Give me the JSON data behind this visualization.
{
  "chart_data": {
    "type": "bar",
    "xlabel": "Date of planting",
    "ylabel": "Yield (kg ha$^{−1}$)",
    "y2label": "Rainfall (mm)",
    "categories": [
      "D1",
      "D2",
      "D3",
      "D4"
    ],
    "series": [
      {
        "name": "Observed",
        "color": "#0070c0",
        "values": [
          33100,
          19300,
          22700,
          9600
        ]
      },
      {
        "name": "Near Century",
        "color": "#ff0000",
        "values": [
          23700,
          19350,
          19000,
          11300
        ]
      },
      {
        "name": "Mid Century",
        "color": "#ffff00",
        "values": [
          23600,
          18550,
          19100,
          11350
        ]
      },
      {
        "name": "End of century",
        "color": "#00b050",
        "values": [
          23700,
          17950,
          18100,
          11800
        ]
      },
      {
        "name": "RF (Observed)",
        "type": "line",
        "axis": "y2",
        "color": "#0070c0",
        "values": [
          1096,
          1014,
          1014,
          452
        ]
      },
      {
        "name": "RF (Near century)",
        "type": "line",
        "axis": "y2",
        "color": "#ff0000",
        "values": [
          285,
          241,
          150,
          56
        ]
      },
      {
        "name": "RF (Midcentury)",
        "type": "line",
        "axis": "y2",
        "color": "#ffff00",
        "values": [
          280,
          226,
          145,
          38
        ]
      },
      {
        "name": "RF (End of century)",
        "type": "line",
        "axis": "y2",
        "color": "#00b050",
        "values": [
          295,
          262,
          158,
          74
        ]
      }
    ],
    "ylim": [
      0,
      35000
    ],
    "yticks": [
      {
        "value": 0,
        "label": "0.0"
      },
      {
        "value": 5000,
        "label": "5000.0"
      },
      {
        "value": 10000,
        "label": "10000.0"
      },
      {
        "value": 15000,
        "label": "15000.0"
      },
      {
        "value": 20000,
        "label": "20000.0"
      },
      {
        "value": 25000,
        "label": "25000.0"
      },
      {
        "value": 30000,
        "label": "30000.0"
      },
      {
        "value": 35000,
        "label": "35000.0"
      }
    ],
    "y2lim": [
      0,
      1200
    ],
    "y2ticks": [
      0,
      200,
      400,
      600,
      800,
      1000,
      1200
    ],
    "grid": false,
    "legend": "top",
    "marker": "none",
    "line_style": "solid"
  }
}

* _What you have to do_: Every record above should be copied exactly.

* _Full answer_:
Give me the JSON data behind this visualization.
{
  "chart_data": {
    "type": "bar",
    "xlabel": "Date of planting",
    "ylabel": "Yield (kg ha$^{−1}$)",
    "y2label": "Rainfall (mm)",
    "categories": [
      "D1",
      "D2",
      "D3",
      "D4"
    ],
    "series": [
      {
        "name": "Observed",
        "color": "#0070c0",
        "values": [
          33100,
          19300,
          22700,
          9600
        ]
      },
      {
        "name": "Near Century",
        "color": "#ff0000",
        "values": [
          23700,
          19350,
          19000,
          11300
        ]
      },
      {
        "name": "Mid Century",
        "color": "#ffff00",
        "values": [
          23600,
          18550,
          19100,
          11350
        ]
      },
      {
        "name": "End of century",
        "color": "#00b050",
        "values": [
          23700,
          17950,
          18100,
          11800
        ]
      },
      {
        "name": "RF (Observed)",
        "type": "line",
        "axis": "y2",
        "color": "#0070c0",
        "values": [
          1096,
          1014,
          1014,
          452
        ]
      },
      {
        "name": "RF (Near century)",
        "type": "line",
        "axis": "y2",
        "color": "#ff0000",
        "values": [
          285,
          241,
          150,
          56
        ]
      },
      {
        "name": "RF (Midcentury)",
        "type": "line",
        "axis": "y2",
        "color": "#ffff00",
        "values": [
          280,
          226,
          145,
          38
        ]
      },
      {
        "name": "RF (End of century)",
        "type": "line",
        "axis": "y2",
        "color": "#00b050",
        "values": [
          295,
          262,
          158,
          74
        ]
      }
    ],
    "ylim": [
      0,
      35000
    ],
    "yticks": [
      {
        "value": 0,
        "label": "0.0"
      },
      {
        "value": 5000,
        "label": "5000.0"
      },
      {
        "value": 10000,
        "label": "10000.0"
      },
      {
        "value": 15000,
        "label": "15000.0"
      },
      {
        "value": 20000,
        "label": "20000.0"
      },
      {
        "value": 25000,
        "label": "25000.0"
      },
      {
        "value": 30000,
        "label": "30000.0"
      },
      {
        "value": 35000,
        "label": "35000.0"
      }
    ],
    "y2lim": [
      0,
      1200
    ],
    "y2ticks": [
      0,
      200,
      400,
      600,
      800,
      1000,
      1200
    ],
    "grid": false,
    "legend": "top",
    "marker": "none",
    "line_style": "solid"
  }
}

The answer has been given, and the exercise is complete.